GOAL OF THE EXERCISE
Write out the material again exactly, please, and omit the pictures.

::::::::

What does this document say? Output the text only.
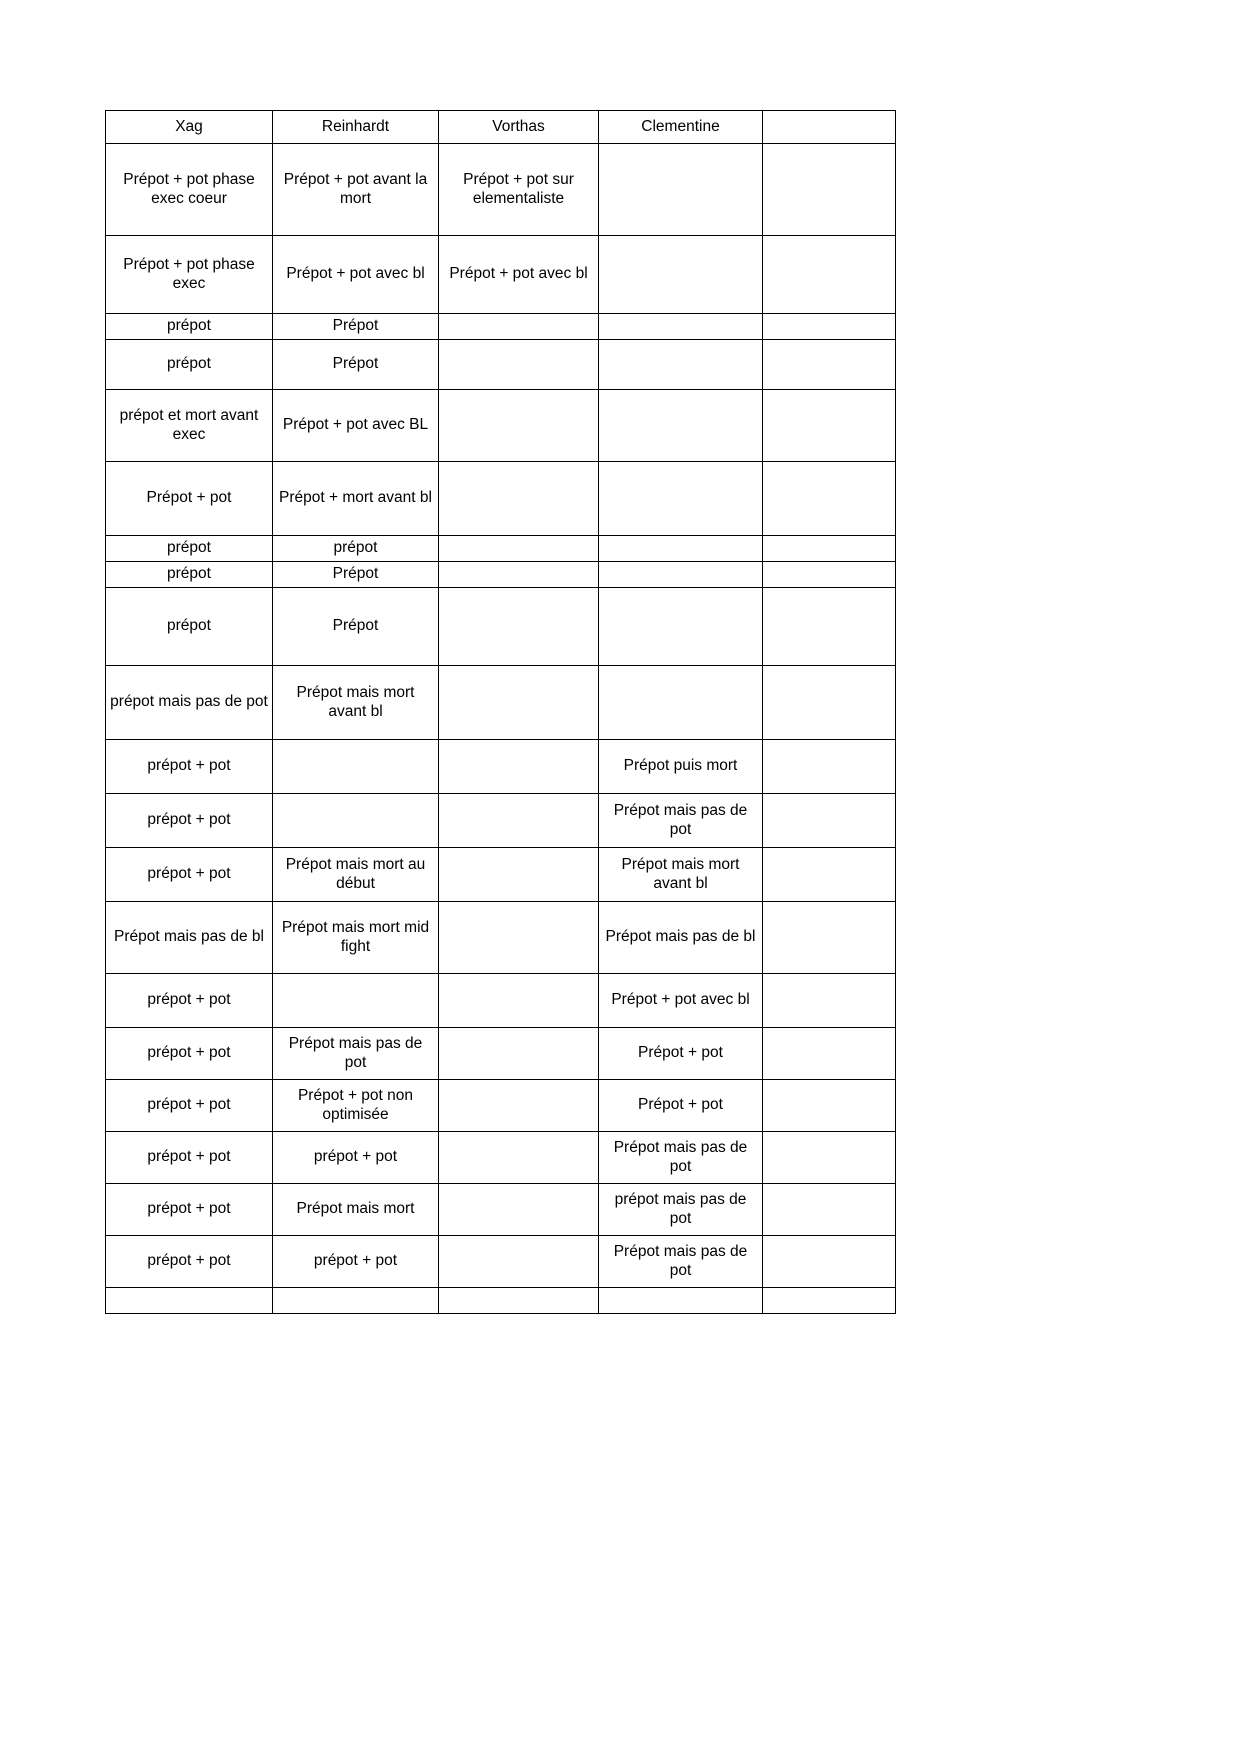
Xag	Reinhardt	Vorthas	Clementine	
Prépot + pot phase exec coeur	Prépot + pot avant la mort	Prépot + pot sur elementaliste		
Prépot + pot phase exec	Prépot + pot avec bl	Prépot + pot avec bl		
prépot	Prépot			
prépot	Prépot			
prépot et mort avant exec	Prépot + pot avec BL			
Prépot + pot	Prépot + mort avant bl			
prépot	prépot			
prépot	Prépot			
prépot	Prépot			
prépot mais pas de pot	Prépot mais mort avant bl			
prépot + pot			Prépot puis mort	
prépot + pot			Prépot mais pas de pot	
prépot + pot	Prépot mais mort au début		Prépot mais mort avant bl	
Prépot mais pas de bl	Prépot mais mort mid fight		Prépot mais pas de bl	
prépot + pot			Prépot + pot avec bl	
prépot + pot	Prépot mais pas de pot		Prépot + pot	
prépot + pot	Prépot + pot non optimisée		Prépot + pot	
prépot + pot	prépot + pot		Prépot mais pas de pot	
prépot + pot	Prépot mais mort		prépot mais pas de pot	
prépot + pot	prépot + pot		Prépot mais pas de pot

::::::::

WRITTEN ANSWER
What does this document say? Output the text only.
Xag	Reinhardt	Vorthas	Clementine	
Prépot + pot phase exec coeur	Prépot + pot avant la mort	Prépot + pot sur elementaliste		
Prépot + pot phase exec	Prépot + pot avec bl	Prépot + pot avec bl		
prépot	Prépot			
prépot	Prépot			
prépot et mort avant exec	Prépot + pot avec BL			
Prépot + pot	Prépot + mort avant bl			
prépot	prépot			
prépot	Prépot			
prépot	Prépot			
prépot mais pas de pot	Prépot mais mort avant bl			
prépot + pot			Prépot puis mort	
prépot + pot			Prépot mais pas de pot	
prépot + pot	Prépot mais mort au début		Prépot mais mort avant bl	
Prépot mais pas de bl	Prépot mais mort mid fight		Prépot mais pas de bl	
prépot + pot			Prépot + pot avec bl	
prépot + pot	Prépot mais pas de pot		Prépot + pot	
prépot + pot	Prépot + pot non optimisée		Prépot + pot	
prépot + pot	prépot + pot		Prépot mais pas de pot	
prépot + pot	Prépot mais mort		prépot mais pas de pot	
prépot + pot	prépot + pot		Prépot mais pas de pot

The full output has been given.